------ Data listing
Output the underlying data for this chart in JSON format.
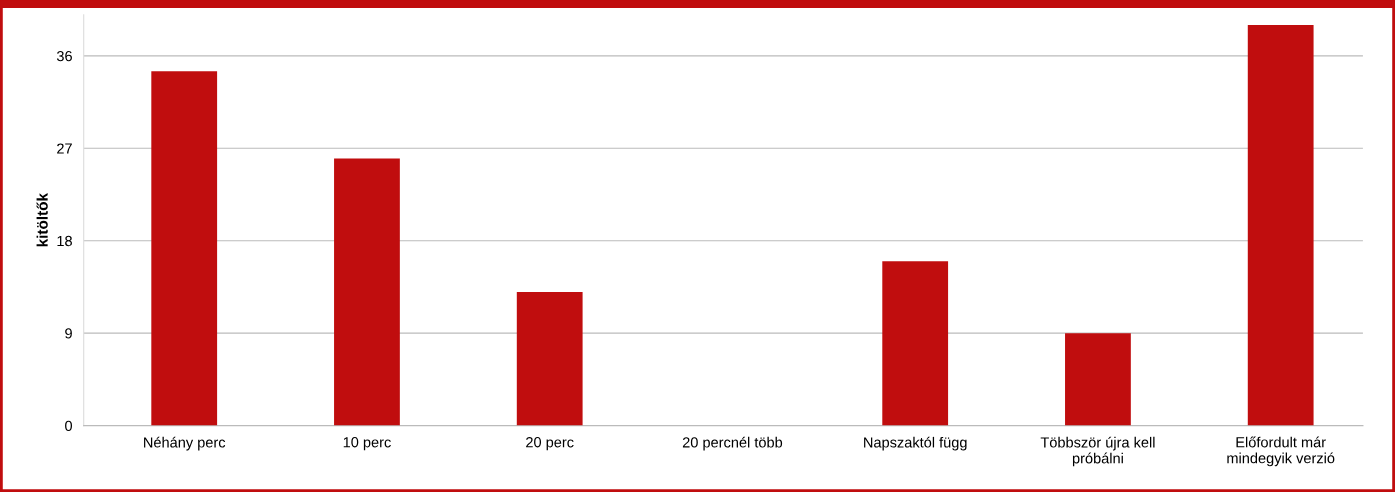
{
  "chart_data": {
    "type": "bar",
    "ylabel": "kitöltők",
    "categories": [
      "Néhány perc",
      "10 perc",
      "20 perc",
      "20 percnél több",
      "Napszaktól függ",
      "Többször újra kell\npróbálni",
      "Előfordult már\nmindegyik verzió"
    ],
    "values": [
      34.5,
      26,
      13,
      0,
      16,
      9,
      39
    ],
    "color": "#c00d0e",
    "ylim": [
      0,
      40
    ],
    "yticks": [
      0,
      9,
      18,
      27,
      36
    ],
    "grid": "y"
  }
}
------------
### Task directions
In your copy of the records, include no pictures; repeat everything else exactly.

### The output
Output the underlying data for this chart in JSON format.
{
  "chart_data": {
    "type": "bar",
    "ylabel": "kitöltők",
    "categories": [
      "Néhány perc",
      "10 perc",
      "20 perc",
      "20 percnél több",
      "Napszaktól függ",
      "Többször újra kell\npróbálni",
      "Előfordult már\nmindegyik verzió"
    ],
    "values": [
      34.5,
      26,
      13,
      0,
      16,
      9,
      39
    ],
    "color": "#c00d0e",
    "ylim": [
      0,
      40
    ],
    "yticks": [
      0,
      9,
      18,
      27,
      36
    ],
    "grid": "y"
  }
}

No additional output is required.